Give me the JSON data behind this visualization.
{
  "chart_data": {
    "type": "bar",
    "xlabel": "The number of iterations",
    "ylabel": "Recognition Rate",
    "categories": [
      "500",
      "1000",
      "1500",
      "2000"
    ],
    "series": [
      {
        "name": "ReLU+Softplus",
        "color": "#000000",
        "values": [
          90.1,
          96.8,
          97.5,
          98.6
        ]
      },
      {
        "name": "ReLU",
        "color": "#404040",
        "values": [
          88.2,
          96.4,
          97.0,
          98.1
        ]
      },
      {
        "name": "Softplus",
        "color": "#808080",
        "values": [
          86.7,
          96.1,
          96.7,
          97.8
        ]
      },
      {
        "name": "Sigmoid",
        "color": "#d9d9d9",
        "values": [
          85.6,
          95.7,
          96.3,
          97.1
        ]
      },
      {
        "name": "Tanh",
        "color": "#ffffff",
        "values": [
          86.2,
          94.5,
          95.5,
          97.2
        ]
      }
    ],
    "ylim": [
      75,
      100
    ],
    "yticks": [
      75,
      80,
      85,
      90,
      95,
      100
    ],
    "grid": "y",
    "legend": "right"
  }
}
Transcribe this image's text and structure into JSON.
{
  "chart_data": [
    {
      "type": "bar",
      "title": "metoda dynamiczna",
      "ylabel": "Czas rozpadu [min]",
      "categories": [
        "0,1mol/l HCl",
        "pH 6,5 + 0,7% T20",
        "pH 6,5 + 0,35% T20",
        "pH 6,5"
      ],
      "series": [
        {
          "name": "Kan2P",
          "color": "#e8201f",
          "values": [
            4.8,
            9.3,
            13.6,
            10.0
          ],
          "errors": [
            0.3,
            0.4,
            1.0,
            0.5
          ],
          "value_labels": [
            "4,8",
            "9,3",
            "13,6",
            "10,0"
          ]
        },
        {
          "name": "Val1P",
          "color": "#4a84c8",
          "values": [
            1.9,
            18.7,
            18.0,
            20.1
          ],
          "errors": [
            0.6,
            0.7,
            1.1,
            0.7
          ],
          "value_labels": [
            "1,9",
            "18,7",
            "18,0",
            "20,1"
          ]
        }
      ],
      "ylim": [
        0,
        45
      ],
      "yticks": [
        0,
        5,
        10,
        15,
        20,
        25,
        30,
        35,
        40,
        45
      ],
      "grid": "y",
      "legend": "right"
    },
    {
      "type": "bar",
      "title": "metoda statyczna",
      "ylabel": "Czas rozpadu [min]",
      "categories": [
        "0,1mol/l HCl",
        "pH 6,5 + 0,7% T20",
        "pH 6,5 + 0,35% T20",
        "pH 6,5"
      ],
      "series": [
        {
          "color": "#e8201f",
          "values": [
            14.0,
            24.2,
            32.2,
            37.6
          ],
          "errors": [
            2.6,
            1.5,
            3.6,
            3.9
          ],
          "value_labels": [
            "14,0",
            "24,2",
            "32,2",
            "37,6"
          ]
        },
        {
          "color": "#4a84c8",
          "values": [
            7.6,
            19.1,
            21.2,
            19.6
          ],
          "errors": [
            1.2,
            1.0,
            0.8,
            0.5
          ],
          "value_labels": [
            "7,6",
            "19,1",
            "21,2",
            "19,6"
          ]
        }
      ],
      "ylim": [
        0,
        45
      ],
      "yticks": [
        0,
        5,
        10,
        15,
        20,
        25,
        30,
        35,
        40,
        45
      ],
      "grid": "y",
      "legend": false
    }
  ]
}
########################################
YOUR GOAL: Transcribe each entry precisely, missing none.

PROBLEM SOLUTION:
Give me the JSON data behind this visualization.
{
  "chart_data": {
    "type": "bar",
    "xlabel": "The number of iterations",
    "ylabel": "Recognition Rate",
    "categories": [
      "500",
      "1000",
      "1500",
      "2000"
    ],
    "series": [
      {
        "name": "ReLU+Softplus",
        "color": "#000000",
        "values": [
          90.1,
          96.8,
          97.5,
          98.6
        ]
      },
      {
        "name": "ReLU",
        "color": "#404040",
        "values": [
          88.2,
          96.4,
          97.0,
          98.1
        ]
      },
      {
        "name": "Softplus",
        "color": "#808080",
        "values": [
          86.7,
          96.1,
          96.7,
          97.8
        ]
      },
      {
        "name": "Sigmoid",
        "color": "#d9d9d9",
        "values": [
          85.6,
          95.7,
          96.3,
          97.1
        ]
      },
      {
        "name": "Tanh",
        "color": "#ffffff",
        "values": [
          86.2,
          94.5,
          95.5,
          97.2
        ]
      }
    ],
    "ylim": [
      75,
      100
    ],
    "yticks": [
      75,
      80,
      85,
      90,
      95,
      100
    ],
    "grid": "y",
    "legend": "right"
  }
}
Transcribe this image's text and structure into JSON.
{
  "chart_data": [
    {
      "type": "bar",
      "title": "metoda dynamiczna",
      "ylabel": "Czas rozpadu [min]",
      "categories": [
        "0,1mol/l HCl",
        "pH 6,5 + 0,7% T20",
        "pH 6,5 + 0,35% T20",
        "pH 6,5"
      ],
      "series": [
        {
          "name": "Kan2P",
          "color": "#e8201f",
          "values": [
            4.8,
            9.3,
            13.6,
            10.0
          ],
          "errors": [
            0.3,
            0.4,
            1.0,
            0.5
          ],
          "value_labels": [
            "4,8",
            "9,3",
            "13,6",
            "10,0"
          ]
        },
        {
          "name": "Val1P",
          "color": "#4a84c8",
          "values": [
            1.9,
            18.7,
            18.0,
            20.1
          ],
          "errors": [
            0.6,
            0.7,
            1.1,
            0.7
          ],
          "value_labels": [
            "1,9",
            "18,7",
            "18,0",
            "20,1"
          ]
        }
      ],
      "ylim": [
        0,
        45
      ],
      "yticks": [
        0,
        5,
        10,
        15,
        20,
        25,
        30,
        35,
        40,
        45
      ],
      "grid": "y",
      "legend": "right"
    },
    {
      "type": "bar",
      "title": "metoda statyczna",
      "ylabel": "Czas rozpadu [min]",
      "categories": [
        "0,1mol/l HCl",
        "pH 6,5 + 0,7% T20",
        "pH 6,5 + 0,35% T20",
        "pH 6,5"
      ],
      "series": [
        {
          "color": "#e8201f",
          "values": [
            14.0,
            24.2,
            32.2,
            37.6
          ],
          "errors": [
            2.6,
            1.5,
            3.6,
            3.9
          ],
          "value_labels": [
            "14,0",
            "24,2",
            "32,2",
            "37,6"
          ]
        },
        {
          "color": "#4a84c8",
          "values": [
            7.6,
            19.1,
            21.2,
            19.6
          ],
          "errors": [
            1.2,
            1.0,
            0.8,
            0.5
          ],
          "value_labels": [
            "7,6",
            "19,1",
            "21,2",
            "19,6"
          ]
        }
      ],
      "ylim": [
        0,
        45
      ],
      "yticks": [
        0,
        5,
        10,
        15,
        20,
        25,
        30,
        35,
        40,
        45
      ],
      "grid": "y",
      "legend": false
    }
  ]
}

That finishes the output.